▶ [EXCERPTED DATA]

◆ ◆ ◆ ◆ ◆ ◆ ◆

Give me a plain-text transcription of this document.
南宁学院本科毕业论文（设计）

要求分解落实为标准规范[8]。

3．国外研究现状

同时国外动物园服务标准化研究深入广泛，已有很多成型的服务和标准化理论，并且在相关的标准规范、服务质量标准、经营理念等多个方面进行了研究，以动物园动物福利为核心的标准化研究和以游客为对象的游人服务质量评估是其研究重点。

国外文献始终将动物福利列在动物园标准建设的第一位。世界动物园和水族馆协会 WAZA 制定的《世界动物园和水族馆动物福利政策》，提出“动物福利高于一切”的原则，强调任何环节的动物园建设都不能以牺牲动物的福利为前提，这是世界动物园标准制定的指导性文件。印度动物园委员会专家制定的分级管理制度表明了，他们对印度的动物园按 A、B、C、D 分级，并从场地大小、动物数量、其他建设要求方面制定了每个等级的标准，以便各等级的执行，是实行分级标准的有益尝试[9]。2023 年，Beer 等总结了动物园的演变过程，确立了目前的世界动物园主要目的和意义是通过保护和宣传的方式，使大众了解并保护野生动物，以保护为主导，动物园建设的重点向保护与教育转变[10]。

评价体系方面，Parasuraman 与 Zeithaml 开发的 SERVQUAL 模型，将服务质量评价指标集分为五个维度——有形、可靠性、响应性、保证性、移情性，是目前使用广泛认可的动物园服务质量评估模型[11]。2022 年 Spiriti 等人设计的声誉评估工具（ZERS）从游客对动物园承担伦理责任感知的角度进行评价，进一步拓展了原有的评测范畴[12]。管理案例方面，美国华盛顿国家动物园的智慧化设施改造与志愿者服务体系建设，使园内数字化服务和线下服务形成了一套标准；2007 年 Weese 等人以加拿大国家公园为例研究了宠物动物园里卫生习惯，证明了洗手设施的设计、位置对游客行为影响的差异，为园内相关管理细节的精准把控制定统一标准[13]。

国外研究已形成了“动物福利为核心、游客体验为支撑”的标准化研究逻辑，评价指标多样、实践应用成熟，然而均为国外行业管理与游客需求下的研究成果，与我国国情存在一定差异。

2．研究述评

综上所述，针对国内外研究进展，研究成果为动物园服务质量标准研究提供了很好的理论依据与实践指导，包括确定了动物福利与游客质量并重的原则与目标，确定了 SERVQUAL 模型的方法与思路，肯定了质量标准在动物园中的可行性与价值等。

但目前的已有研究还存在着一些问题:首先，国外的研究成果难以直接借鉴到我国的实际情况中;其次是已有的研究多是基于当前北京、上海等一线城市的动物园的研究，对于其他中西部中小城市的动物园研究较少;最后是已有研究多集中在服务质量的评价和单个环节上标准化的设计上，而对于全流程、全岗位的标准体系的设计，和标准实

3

◆ ◆ ◆ ◆ ◆ ◆ ◆

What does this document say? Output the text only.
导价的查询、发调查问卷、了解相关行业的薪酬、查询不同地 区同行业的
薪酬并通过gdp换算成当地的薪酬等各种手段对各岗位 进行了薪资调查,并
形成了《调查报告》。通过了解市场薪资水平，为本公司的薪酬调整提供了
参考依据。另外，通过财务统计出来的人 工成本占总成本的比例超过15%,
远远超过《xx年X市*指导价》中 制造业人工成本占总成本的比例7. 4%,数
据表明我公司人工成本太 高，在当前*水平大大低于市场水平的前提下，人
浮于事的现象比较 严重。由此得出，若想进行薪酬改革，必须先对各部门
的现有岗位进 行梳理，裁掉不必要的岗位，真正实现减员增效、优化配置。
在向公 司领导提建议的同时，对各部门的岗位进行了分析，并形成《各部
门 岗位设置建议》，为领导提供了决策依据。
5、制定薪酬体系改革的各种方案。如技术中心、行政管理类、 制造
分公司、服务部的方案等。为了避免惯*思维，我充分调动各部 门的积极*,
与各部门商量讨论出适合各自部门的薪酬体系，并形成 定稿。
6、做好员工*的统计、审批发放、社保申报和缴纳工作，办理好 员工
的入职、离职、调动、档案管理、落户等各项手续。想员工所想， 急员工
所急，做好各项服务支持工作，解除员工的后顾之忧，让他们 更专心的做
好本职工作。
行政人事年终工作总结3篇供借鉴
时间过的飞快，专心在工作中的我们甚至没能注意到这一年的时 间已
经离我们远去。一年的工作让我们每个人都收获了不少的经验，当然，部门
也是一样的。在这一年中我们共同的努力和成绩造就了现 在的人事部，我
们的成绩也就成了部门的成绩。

◆ ◆ ◆ ◆ ◆ ◆ ◆

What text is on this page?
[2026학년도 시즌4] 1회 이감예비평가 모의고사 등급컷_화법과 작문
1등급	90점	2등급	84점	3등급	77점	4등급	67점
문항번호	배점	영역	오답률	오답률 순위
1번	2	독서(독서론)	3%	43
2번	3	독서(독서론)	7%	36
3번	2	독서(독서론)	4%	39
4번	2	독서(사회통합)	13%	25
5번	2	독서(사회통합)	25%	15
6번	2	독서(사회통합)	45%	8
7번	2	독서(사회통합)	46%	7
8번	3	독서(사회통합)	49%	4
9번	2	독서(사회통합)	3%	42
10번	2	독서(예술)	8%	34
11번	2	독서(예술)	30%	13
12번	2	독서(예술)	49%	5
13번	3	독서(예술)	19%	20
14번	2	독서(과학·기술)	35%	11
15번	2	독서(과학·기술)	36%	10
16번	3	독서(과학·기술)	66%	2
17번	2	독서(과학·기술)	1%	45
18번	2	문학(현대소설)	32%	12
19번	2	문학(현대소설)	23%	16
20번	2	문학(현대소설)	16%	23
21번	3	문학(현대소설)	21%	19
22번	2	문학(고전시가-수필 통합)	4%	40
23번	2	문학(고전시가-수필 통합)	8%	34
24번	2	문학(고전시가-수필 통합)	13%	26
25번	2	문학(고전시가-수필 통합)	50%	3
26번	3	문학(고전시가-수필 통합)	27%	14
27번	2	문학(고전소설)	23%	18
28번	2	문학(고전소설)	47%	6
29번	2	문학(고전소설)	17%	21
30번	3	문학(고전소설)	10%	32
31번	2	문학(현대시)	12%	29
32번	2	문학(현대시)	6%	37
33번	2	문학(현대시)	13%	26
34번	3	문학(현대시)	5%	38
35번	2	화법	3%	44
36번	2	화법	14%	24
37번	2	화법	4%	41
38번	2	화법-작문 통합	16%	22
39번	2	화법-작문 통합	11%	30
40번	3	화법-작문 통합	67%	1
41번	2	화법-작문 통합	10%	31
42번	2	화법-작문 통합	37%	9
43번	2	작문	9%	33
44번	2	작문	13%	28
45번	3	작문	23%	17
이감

◆ ◆ ◆ ◆ ◆ ◆ ◆

▶ [DO THIS]
Take every line that includes the string "사회통합" and copy it.

▶ [OUTPUT FOR THIS TASK]
4번	2	독서(사회통합)	13%	25
5번	2	독서(사회통합)	25%	15
6번	2	독서(사회통합)	45%	8
7번	2	독서(사회통합)	46%	7
8번	3	독서(사회통합)	49%	4
9번	2	독서(사회통합)	3%	42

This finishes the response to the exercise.